**WORK TO BE COMPLETED:**
Take the material and output all of it exactly.

——

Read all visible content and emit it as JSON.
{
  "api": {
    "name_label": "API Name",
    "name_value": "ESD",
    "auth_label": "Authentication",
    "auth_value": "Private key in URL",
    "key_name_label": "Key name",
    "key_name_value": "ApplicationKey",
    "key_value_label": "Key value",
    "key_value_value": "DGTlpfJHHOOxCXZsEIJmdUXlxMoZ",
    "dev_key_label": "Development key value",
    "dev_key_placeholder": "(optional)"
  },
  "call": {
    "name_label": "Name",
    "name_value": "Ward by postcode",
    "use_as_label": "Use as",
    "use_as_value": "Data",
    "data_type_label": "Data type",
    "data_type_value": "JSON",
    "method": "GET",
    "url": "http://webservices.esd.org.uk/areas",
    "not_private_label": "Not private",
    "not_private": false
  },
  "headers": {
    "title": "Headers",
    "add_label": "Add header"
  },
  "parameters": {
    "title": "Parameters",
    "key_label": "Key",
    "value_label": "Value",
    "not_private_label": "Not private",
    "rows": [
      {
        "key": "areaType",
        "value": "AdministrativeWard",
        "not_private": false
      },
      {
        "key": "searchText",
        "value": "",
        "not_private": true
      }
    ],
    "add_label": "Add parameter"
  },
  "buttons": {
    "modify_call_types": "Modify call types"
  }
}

——

**WORKED SOLUTION:**
Read all visible content and emit it as JSON.
{
  "api": {
    "name_label": "API Name",
    "name_value": "ESD",
    "auth_label": "Authentication",
    "auth_value": "Private key in URL",
    "key_name_label": "Key name",
    "key_name_value": "ApplicationKey",
    "key_value_label": "Key value",
    "key_value_value": "DGTlpfJHHOOxCXZsEIJmdUXlxMoZ",
    "dev_key_label": "Development key value",
    "dev_key_placeholder": "(optional)"
  },
  "call": {
    "name_label": "Name",
    "name_value": "Ward by postcode",
    "use_as_label": "Use as",
    "use_as_value": "Data",
    "data_type_label": "Data type",
    "data_type_value": "JSON",
    "method": "GET",
    "url": "http://webservices.esd.org.uk/areas",
    "not_private_label": "Not private",
    "not_private": false
  },
  "headers": {
    "title": "Headers",
    "add_label": "Add header"
  },
  "parameters": {
    "title": "Parameters",
    "key_label": "Key",
    "value_label": "Value",
    "not_private_label": "Not private",
    "rows": [
      {
        "key": "areaType",
        "value": "AdministrativeWard",
        "not_private": false
      },
      {
        "key": "searchText",
        "value": "",
        "not_private": true
      }
    ],
    "add_label": "Add parameter"
  },
  "buttons": {
    "modify_call_types": "Modify call types"
  }
}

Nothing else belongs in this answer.